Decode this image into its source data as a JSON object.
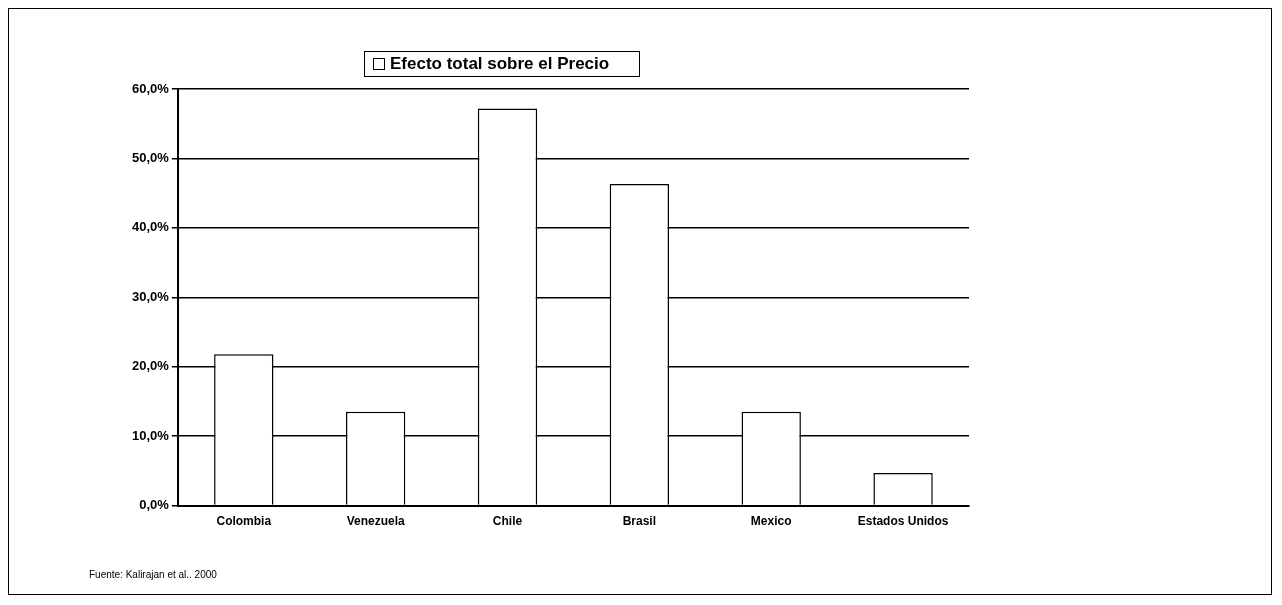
{
  "chart_data": {
    "type": "bar",
    "categories": [
      "Colombia",
      "Venezuela",
      "Chile",
      "Brasil",
      "Mexico",
      "Estados Unidos"
    ],
    "series": [
      {
        "name": "Efecto total sobre el Precio",
        "color": "#ffffff",
        "values": [
          21.8,
          13.5,
          57.2,
          46.3,
          13.5,
          4.7
        ]
      }
    ],
    "ylim": [
      0,
      60
    ],
    "yticks": [
      {
        "value": 0,
        "label": "0,0%"
      },
      {
        "value": 10,
        "label": "10,0%"
      },
      {
        "value": 20,
        "label": "20,0%"
      },
      {
        "value": 30,
        "label": "30,0%"
      },
      {
        "value": 40,
        "label": "40,0%"
      },
      {
        "value": 50,
        "label": "50,0%"
      },
      {
        "value": 60,
        "label": "60,0%"
      }
    ],
    "grid": "y",
    "legend": "top",
    "annotations": [
      "Fuente: Kalirajan et al.. 2000"
    ]
  }
}
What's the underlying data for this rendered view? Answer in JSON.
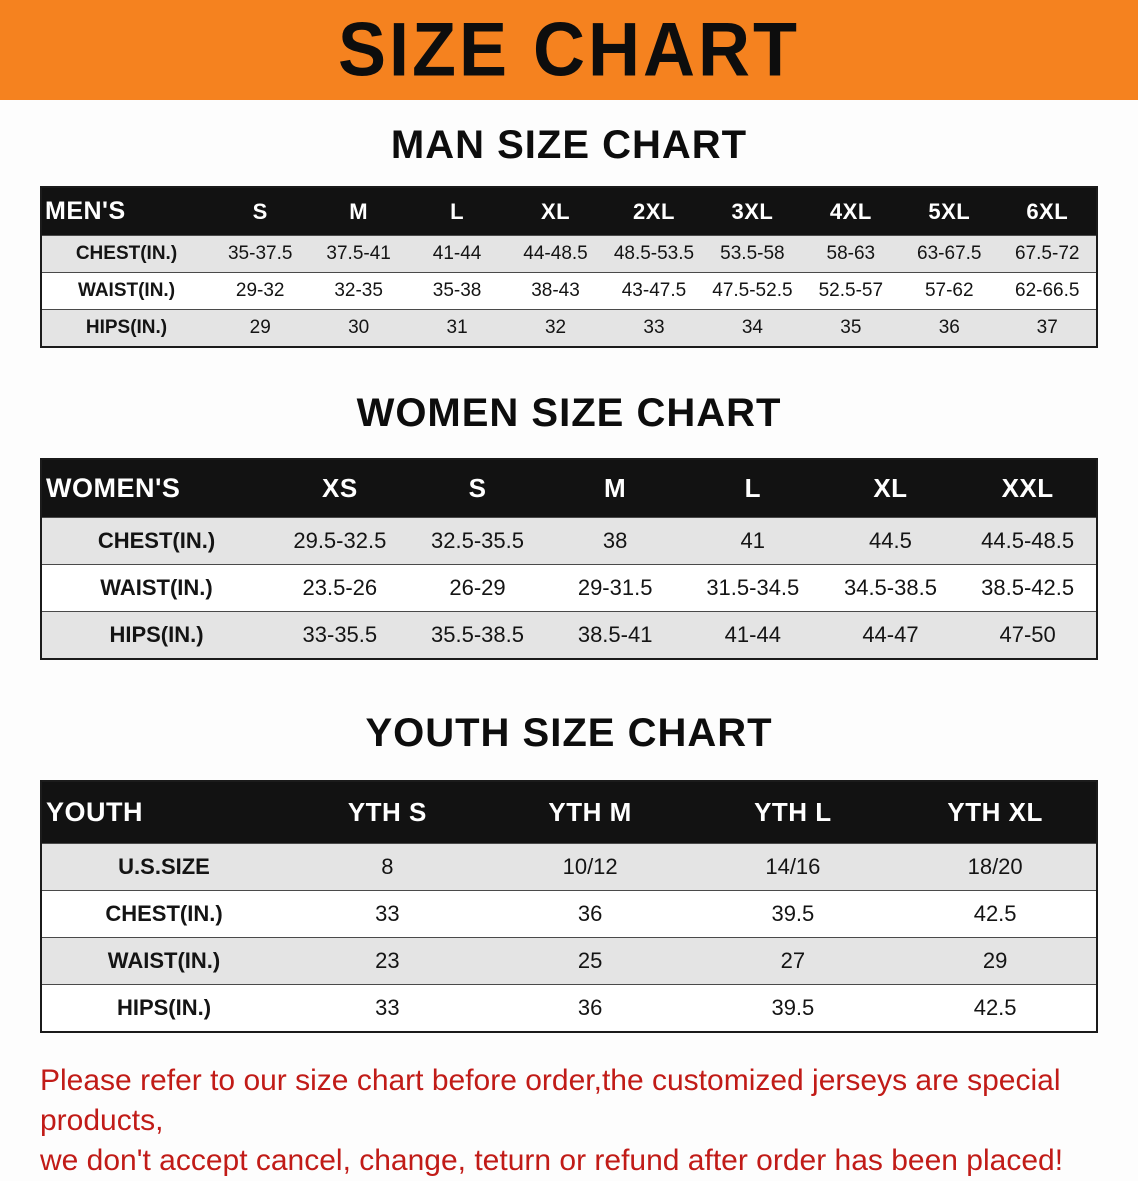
{
  "banner": {
    "title": "SIZE CHART"
  },
  "colors": {
    "banner_bg": "#F5821F",
    "table_header_bg": "#121212",
    "row_alt_bg": "#E4E4E4",
    "disclaimer_red": "#C11B17"
  },
  "sections": [
    {
      "id": "men",
      "heading": "MAN SIZE CHART",
      "table": {
        "header": [
          "MEN'S",
          "S",
          "M",
          "L",
          "XL",
          "2XL",
          "3XL",
          "4XL",
          "5XL",
          "6XL"
        ],
        "rows": [
          [
            "CHEST(IN.)",
            "35-37.5",
            "37.5-41",
            "41-44",
            "44-48.5",
            "48.5-53.5",
            "53.5-58",
            "58-63",
            "63-67.5",
            "67.5-72"
          ],
          [
            "WAIST(IN.)",
            "29-32",
            "32-35",
            "35-38",
            "38-43",
            "43-47.5",
            "47.5-52.5",
            "52.5-57",
            "57-62",
            "62-66.5"
          ],
          [
            "HIPS(IN.)",
            "29",
            "30",
            "31",
            "32",
            "33",
            "34",
            "35",
            "36",
            "37"
          ]
        ]
      }
    },
    {
      "id": "women",
      "heading": "WOMEN SIZE CHART",
      "table": {
        "header": [
          "WOMEN'S",
          "XS",
          "S",
          "M",
          "L",
          "XL",
          "XXL"
        ],
        "rows": [
          [
            "CHEST(IN.)",
            "29.5-32.5",
            "32.5-35.5",
            "38",
            "41",
            "44.5",
            "44.5-48.5"
          ],
          [
            "WAIST(IN.)",
            "23.5-26",
            "26-29",
            "29-31.5",
            "31.5-34.5",
            "34.5-38.5",
            "38.5-42.5"
          ],
          [
            "HIPS(IN.)",
            "33-35.5",
            "35.5-38.5",
            "38.5-41",
            "41-44",
            "44-47",
            "47-50"
          ]
        ]
      }
    },
    {
      "id": "youth",
      "heading": "YOUTH SIZE CHART",
      "table": {
        "header": [
          "YOUTH",
          "YTH S",
          "YTH M",
          "YTH L",
          "YTH XL"
        ],
        "rows": [
          [
            "U.S.SIZE",
            "8",
            "10/12",
            "14/16",
            "18/20"
          ],
          [
            "CHEST(IN.)",
            "33",
            "36",
            "39.5",
            "42.5"
          ],
          [
            "WAIST(IN.)",
            "23",
            "25",
            "27",
            "29"
          ],
          [
            "HIPS(IN.)",
            "33",
            "36",
            "39.5",
            "42.5"
          ]
        ]
      }
    }
  ],
  "disclaimer": {
    "lines": [
      "Please refer to our size chart before order,the customized jerseys are special products,",
      "we don't accept cancel, change, teturn or refund after order has been placed!"
    ]
  }
}
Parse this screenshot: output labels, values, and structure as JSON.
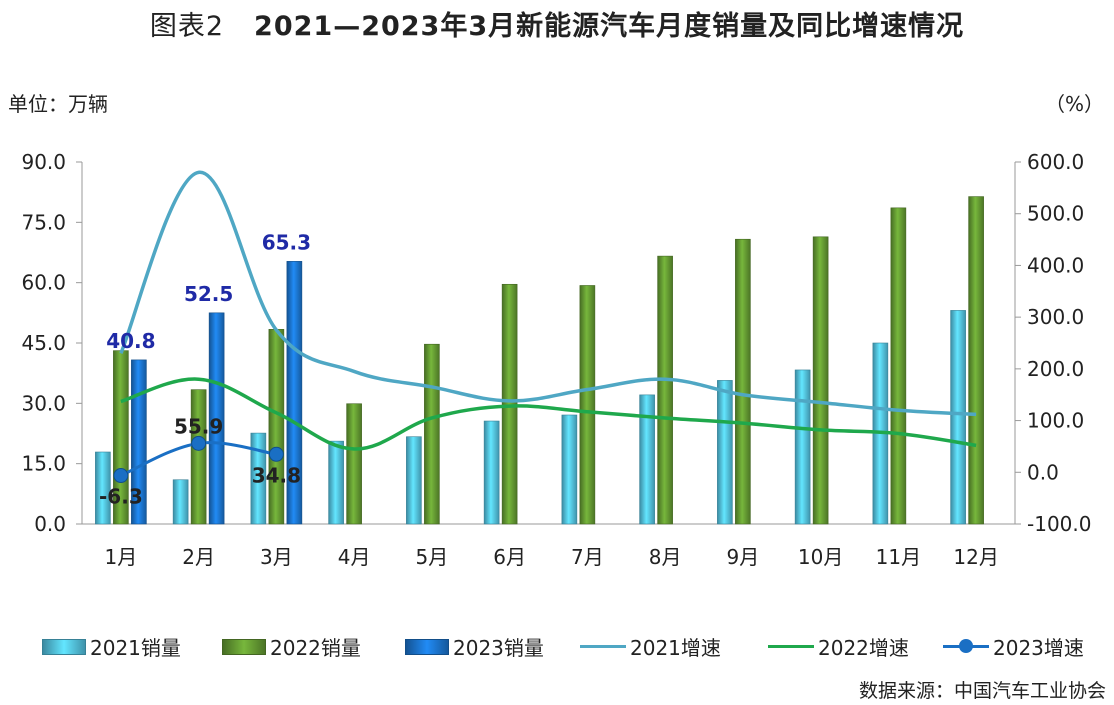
{
  "title_prefix": "图表2",
  "title_main": "2021—2023年3月新能源汽车月度销量及同比增速情况",
  "unit_left": "单位：万辆",
  "unit_right": "（%）",
  "source": "数据来源：中国汽车工业协会",
  "chart_data": {
    "type": "bar",
    "categories": [
      "1月",
      "2月",
      "3月",
      "4月",
      "5月",
      "6月",
      "7月",
      "8月",
      "9月",
      "10月",
      "11月",
      "12月"
    ],
    "y_left": {
      "ticks": [
        "0.0",
        "15.0",
        "30.0",
        "45.0",
        "60.0",
        "75.0",
        "90.0"
      ],
      "range": [
        0,
        90
      ]
    },
    "y_right": {
      "ticks": [
        "-100.0",
        "0.0",
        "100.0",
        "200.0",
        "300.0",
        "400.0",
        "500.0",
        "600.0"
      ],
      "range": [
        -100,
        600
      ]
    },
    "bar_series": [
      {
        "name": "2021销量",
        "color": "#4fb8d6",
        "values": [
          17.9,
          11.0,
          22.6,
          20.6,
          21.7,
          25.6,
          27.1,
          32.1,
          35.7,
          38.3,
          45.0,
          53.1
        ]
      },
      {
        "name": "2022销量",
        "color": "#5f9230",
        "values": [
          43.1,
          33.4,
          48.4,
          29.9,
          44.7,
          59.6,
          59.3,
          66.6,
          70.8,
          71.4,
          78.6,
          81.4
        ]
      },
      {
        "name": "2023销量",
        "color": "#1a6fc4",
        "values": [
          40.8,
          52.5,
          65.3
        ]
      }
    ],
    "bar_labels": {
      "values": [
        "40.8",
        "52.5",
        "65.3"
      ],
      "color": "#1f2aa6"
    },
    "line_series": [
      {
        "name": "2021增速",
        "color": "#4fa7c4",
        "values": [
          230,
          580,
          275,
          195,
          165,
          138,
          160,
          180,
          150,
          135,
          120,
          112
        ]
      },
      {
        "name": "2022增速",
        "color": "#1fa84c",
        "values": [
          137,
          180,
          115,
          45,
          105,
          128,
          117,
          105,
          95,
          82,
          75,
          52
        ]
      },
      {
        "name": "2023增速",
        "color": "#1a6fc4",
        "values": [
          -6.3,
          55.9,
          34.8
        ],
        "labels": [
          "-6.3",
          "55.9",
          "34.8"
        ]
      }
    ],
    "grid": false,
    "legend_position": "bottom"
  }
}
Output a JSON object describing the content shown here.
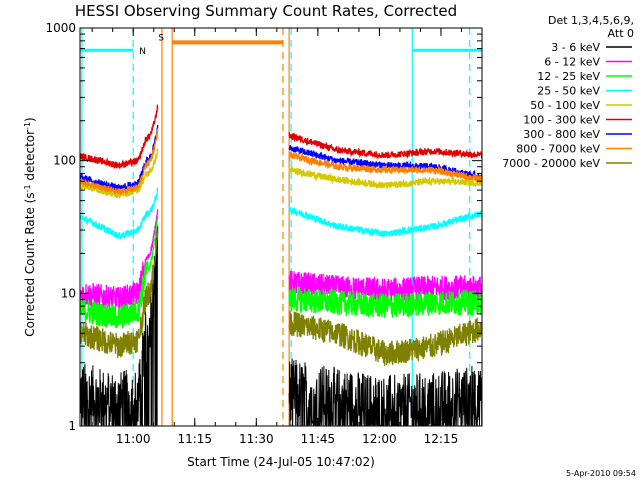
{
  "chart_data": {
    "type": "line",
    "title": "HESSI Observing Summary Count Rates, Corrected",
    "xlabel": "Start Time (24-Jul-05 10:47:02)",
    "ylabel_main": "Corrected Count Rate (s",
    "ylabel_sup1": "-1",
    "ylabel_mid": " detector",
    "ylabel_sup2": "-1",
    "ylabel_end": ")",
    "yscale": "log",
    "ylim": [
      1,
      1000
    ],
    "xlim": [
      "10:47:02",
      "12:25:00"
    ],
    "x_ticks": [
      "11:00",
      "11:15",
      "11:30",
      "11:45",
      "12:00",
      "12:15"
    ],
    "y_ticks": [
      "1",
      "10",
      "100",
      "1000"
    ],
    "legend_header": [
      "Det 1,3,4,5,6,9,",
      "Att 0"
    ],
    "legend_placement": "right",
    "timestamp": "5-Apr-2010 09:54",
    "flag_labels": {
      "night": "N",
      "saa": "S"
    },
    "series": [
      {
        "name": "3 - 6 keV",
        "color": "#000000"
      },
      {
        "name": "6 - 12 keV",
        "color": "#ff00ff"
      },
      {
        "name": "12 - 25 keV",
        "color": "#00ff00"
      },
      {
        "name": "25 - 50 keV",
        "color": "#00ffff"
      },
      {
        "name": "50 - 100 keV",
        "color": "#d4c800"
      },
      {
        "name": "100 - 300 keV",
        "color": "#e00000"
      },
      {
        "name": "300 - 800 keV",
        "color": "#0000ff"
      },
      {
        "name": "800 - 7000 keV",
        "color": "#ff8000"
      },
      {
        "name": "7000 - 20000 keV",
        "color": "#808000"
      }
    ],
    "profiles": {
      "seg1_start": "10:47:02",
      "seg1_end": "11:06:00",
      "seg2_start": "11:38:00",
      "seg2_end": "12:25:00",
      "values": [
        {
          "seg1": [
            1.8,
            1.6,
            1.5,
            1.6,
            30
          ],
          "seg2": [
            1.9,
            1.6,
            1.4,
            1.5,
            1.7
          ]
        },
        {
          "seg1": [
            10,
            9.5,
            9,
            10,
            45
          ],
          "seg2": [
            12,
            11,
            10.5,
            11,
            11
          ]
        },
        {
          "seg1": [
            7.5,
            7,
            6.5,
            7.5,
            40
          ],
          "seg2": [
            9,
            8.5,
            8,
            8.5,
            8.5
          ]
        },
        {
          "seg1": [
            38,
            32,
            27,
            30,
            60
          ],
          "seg2": [
            43,
            32,
            28,
            32,
            40
          ]
        },
        {
          "seg1": [
            65,
            60,
            55,
            60,
            120
          ],
          "seg2": [
            85,
            72,
            65,
            70,
            68
          ]
        },
        {
          "seg1": [
            108,
            100,
            92,
            100,
            260
          ],
          "seg2": [
            155,
            120,
            110,
            118,
            110
          ]
        },
        {
          "seg1": [
            75,
            68,
            62,
            68,
            180
          ],
          "seg2": [
            125,
            100,
            92,
            90,
            75
          ]
        },
        {
          "seg1": [
            70,
            63,
            58,
            63,
            170
          ],
          "seg2": [
            110,
            90,
            85,
            85,
            72
          ]
        },
        {
          "seg1": [
            5,
            4.5,
            4,
            4.5,
            30
          ],
          "seg2": [
            6,
            5,
            3.5,
            4,
            5.5
          ]
        }
      ]
    },
    "flags": {
      "night_level": 680,
      "saa_level": 780,
      "night_intervals": [
        [
          "10:47:02",
          "11:00:00"
        ],
        [
          "12:08:00",
          "12:25:00"
        ]
      ],
      "saa_interval": [
        "11:09:30",
        "11:36:30"
      ]
    },
    "markers": [
      {
        "time": "10:47:30",
        "style": "solid",
        "color": "#00ffff"
      },
      {
        "time": "11:00:00",
        "style": "dashed",
        "color": "#00ffff"
      },
      {
        "time": "11:07:00",
        "style": "solid",
        "color": "#ff8000"
      },
      {
        "time": "11:09:30",
        "style": "solid",
        "color": "#ff8000"
      },
      {
        "time": "11:36:30",
        "style": "dashed",
        "color": "#ff8000"
      },
      {
        "time": "11:38:00",
        "style": "solid",
        "color": "#ff8000"
      },
      {
        "time": "11:38:30",
        "style": "dashed",
        "color": "#00ffff"
      },
      {
        "time": "12:08:00",
        "style": "solid",
        "color": "#00ffff"
      },
      {
        "time": "12:22:00",
        "style": "dashed",
        "color": "#00ffff"
      }
    ]
  }
}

# Problem to work on
From the material above, gather all lines that include the string "this" and copy them.

# The result
Decode this image into its source data as a JSON object.
What's the underlying data for this rendered view? Answer in JSON.
Parse this screenshot: output labels, values, and structure as JSON.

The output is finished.